Data section:
────
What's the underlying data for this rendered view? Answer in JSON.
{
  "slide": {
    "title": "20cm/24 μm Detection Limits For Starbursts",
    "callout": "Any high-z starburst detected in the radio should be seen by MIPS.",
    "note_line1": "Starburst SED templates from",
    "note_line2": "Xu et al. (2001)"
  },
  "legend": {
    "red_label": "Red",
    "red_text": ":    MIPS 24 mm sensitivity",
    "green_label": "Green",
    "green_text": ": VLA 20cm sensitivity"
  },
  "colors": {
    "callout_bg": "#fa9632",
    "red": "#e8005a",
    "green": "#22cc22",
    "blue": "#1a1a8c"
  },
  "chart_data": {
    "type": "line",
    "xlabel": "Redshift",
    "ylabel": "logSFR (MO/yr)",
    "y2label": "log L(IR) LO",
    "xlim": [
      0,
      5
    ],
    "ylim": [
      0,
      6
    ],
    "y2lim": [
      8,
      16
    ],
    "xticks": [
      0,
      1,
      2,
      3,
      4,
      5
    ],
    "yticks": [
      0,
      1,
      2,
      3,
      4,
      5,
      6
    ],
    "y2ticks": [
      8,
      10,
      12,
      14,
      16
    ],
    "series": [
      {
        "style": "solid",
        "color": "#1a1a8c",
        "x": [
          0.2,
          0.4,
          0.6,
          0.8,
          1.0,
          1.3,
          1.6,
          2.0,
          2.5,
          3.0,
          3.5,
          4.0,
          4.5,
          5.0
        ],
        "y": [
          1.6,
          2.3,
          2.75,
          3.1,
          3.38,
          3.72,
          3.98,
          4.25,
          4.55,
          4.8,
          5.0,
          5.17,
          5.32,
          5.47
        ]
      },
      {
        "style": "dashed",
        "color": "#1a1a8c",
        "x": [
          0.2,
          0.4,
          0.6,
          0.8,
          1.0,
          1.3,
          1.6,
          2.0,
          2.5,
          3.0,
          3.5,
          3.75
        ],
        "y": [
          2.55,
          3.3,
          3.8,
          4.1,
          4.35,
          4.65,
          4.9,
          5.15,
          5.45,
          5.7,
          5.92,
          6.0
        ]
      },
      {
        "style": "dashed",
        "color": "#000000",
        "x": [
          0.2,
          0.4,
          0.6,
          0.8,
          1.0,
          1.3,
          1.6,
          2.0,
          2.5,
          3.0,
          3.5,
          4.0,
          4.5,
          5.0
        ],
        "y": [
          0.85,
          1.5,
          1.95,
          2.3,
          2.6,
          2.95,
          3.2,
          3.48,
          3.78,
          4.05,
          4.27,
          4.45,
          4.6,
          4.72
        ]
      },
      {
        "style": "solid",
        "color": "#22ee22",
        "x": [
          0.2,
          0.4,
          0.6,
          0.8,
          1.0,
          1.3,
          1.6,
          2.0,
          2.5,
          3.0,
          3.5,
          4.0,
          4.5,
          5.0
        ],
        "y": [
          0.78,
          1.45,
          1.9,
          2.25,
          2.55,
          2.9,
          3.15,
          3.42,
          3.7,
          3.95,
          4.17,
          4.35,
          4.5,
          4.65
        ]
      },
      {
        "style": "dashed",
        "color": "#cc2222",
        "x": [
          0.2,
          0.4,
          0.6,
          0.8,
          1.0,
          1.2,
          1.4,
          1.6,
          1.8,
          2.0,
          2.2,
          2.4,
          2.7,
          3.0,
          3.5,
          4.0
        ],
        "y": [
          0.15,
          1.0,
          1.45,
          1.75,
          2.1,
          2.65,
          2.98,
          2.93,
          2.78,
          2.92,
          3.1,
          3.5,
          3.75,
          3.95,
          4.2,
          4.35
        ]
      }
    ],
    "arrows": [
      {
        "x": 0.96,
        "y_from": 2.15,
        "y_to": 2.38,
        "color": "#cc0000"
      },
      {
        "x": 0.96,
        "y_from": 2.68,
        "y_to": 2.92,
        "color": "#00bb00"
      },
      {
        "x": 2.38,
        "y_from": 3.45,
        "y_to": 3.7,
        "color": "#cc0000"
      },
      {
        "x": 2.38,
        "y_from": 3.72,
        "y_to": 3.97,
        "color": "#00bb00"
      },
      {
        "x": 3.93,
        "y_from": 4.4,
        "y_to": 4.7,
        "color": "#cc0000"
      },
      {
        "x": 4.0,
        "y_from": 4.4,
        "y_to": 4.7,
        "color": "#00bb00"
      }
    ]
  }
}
────
Requirements:
Restate the data above exactly, keeping each word as it stands.

Output:
What's the underlying data for this rendered view? Answer in JSON.
{
  "slide": {
    "title": "20cm/24 μm Detection Limits For Starbursts",
    "callout": "Any high-z starburst detected in the radio should be seen by MIPS.",
    "note_line1": "Starburst SED templates from",
    "note_line2": "Xu et al. (2001)"
  },
  "legend": {
    "red_label": "Red",
    "red_text": ":    MIPS 24 mm sensitivity",
    "green_label": "Green",
    "green_text": ": VLA 20cm sensitivity"
  },
  "colors": {
    "callout_bg": "#fa9632",
    "red": "#e8005a",
    "green": "#22cc22",
    "blue": "#1a1a8c"
  },
  "chart_data": {
    "type": "line",
    "xlabel": "Redshift",
    "ylabel": "logSFR (MO/yr)",
    "y2label": "log L(IR) LO",
    "xlim": [
      0,
      5
    ],
    "ylim": [
      0,
      6
    ],
    "y2lim": [
      8,
      16
    ],
    "xticks": [
      0,
      1,
      2,
      3,
      4,
      5
    ],
    "yticks": [
      0,
      1,
      2,
      3,
      4,
      5,
      6
    ],
    "y2ticks": [
      8,
      10,
      12,
      14,
      16
    ],
    "series": [
      {
        "style": "solid",
        "color": "#1a1a8c",
        "x": [
          0.2,
          0.4,
          0.6,
          0.8,
          1.0,
          1.3,
          1.6,
          2.0,
          2.5,
          3.0,
          3.5,
          4.0,
          4.5,
          5.0
        ],
        "y": [
          1.6,
          2.3,
          2.75,
          3.1,
          3.38,
          3.72,
          3.98,
          4.25,
          4.55,
          4.8,
          5.0,
          5.17,
          5.32,
          5.47
        ]
      },
      {
        "style": "dashed",
        "color": "#1a1a8c",
        "x": [
          0.2,
          0.4,
          0.6,
          0.8,
          1.0,
          1.3,
          1.6,
          2.0,
          2.5,
          3.0,
          3.5,
          3.75
        ],
        "y": [
          2.55,
          3.3,
          3.8,
          4.1,
          4.35,
          4.65,
          4.9,
          5.15,
          5.45,
          5.7,
          5.92,
          6.0
        ]
      },
      {
        "style": "dashed",
        "color": "#000000",
        "x": [
          0.2,
          0.4,
          0.6,
          0.8,
          1.0,
          1.3,
          1.6,
          2.0,
          2.5,
          3.0,
          3.5,
          4.0,
          4.5,
          5.0
        ],
        "y": [
          0.85,
          1.5,
          1.95,
          2.3,
          2.6,
          2.95,
          3.2,
          3.48,
          3.78,
          4.05,
          4.27,
          4.45,
          4.6,
          4.72
        ]
      },
      {
        "style": "solid",
        "color": "#22ee22",
        "x": [
          0.2,
          0.4,
          0.6,
          0.8,
          1.0,
          1.3,
          1.6,
          2.0,
          2.5,
          3.0,
          3.5,
          4.0,
          4.5,
          5.0
        ],
        "y": [
          0.78,
          1.45,
          1.9,
          2.25,
          2.55,
          2.9,
          3.15,
          3.42,
          3.7,
          3.95,
          4.17,
          4.35,
          4.5,
          4.65
        ]
      },
      {
        "style": "dashed",
        "color": "#cc2222",
        "x": [
          0.2,
          0.4,
          0.6,
          0.8,
          1.0,
          1.2,
          1.4,
          1.6,
          1.8,
          2.0,
          2.2,
          2.4,
          2.7,
          3.0,
          3.5,
          4.0
        ],
        "y": [
          0.15,
          1.0,
          1.45,
          1.75,
          2.1,
          2.65,
          2.98,
          2.93,
          2.78,
          2.92,
          3.1,
          3.5,
          3.75,
          3.95,
          4.2,
          4.35
        ]
      }
    ],
    "arrows": [
      {
        "x": 0.96,
        "y_from": 2.15,
        "y_to": 2.38,
        "color": "#cc0000"
      },
      {
        "x": 0.96,
        "y_from": 2.68,
        "y_to": 2.92,
        "color": "#00bb00"
      },
      {
        "x": 2.38,
        "y_from": 3.45,
        "y_to": 3.7,
        "color": "#cc0000"
      },
      {
        "x": 2.38,
        "y_from": 3.72,
        "y_to": 3.97,
        "color": "#00bb00"
      },
      {
        "x": 3.93,
        "y_from": 4.4,
        "y_to": 4.7,
        "color": "#cc0000"
      },
      {
        "x": 4.0,
        "y_from": 4.4,
        "y_to": 4.7,
        "color": "#00bb00"
      }
    ]
  }
}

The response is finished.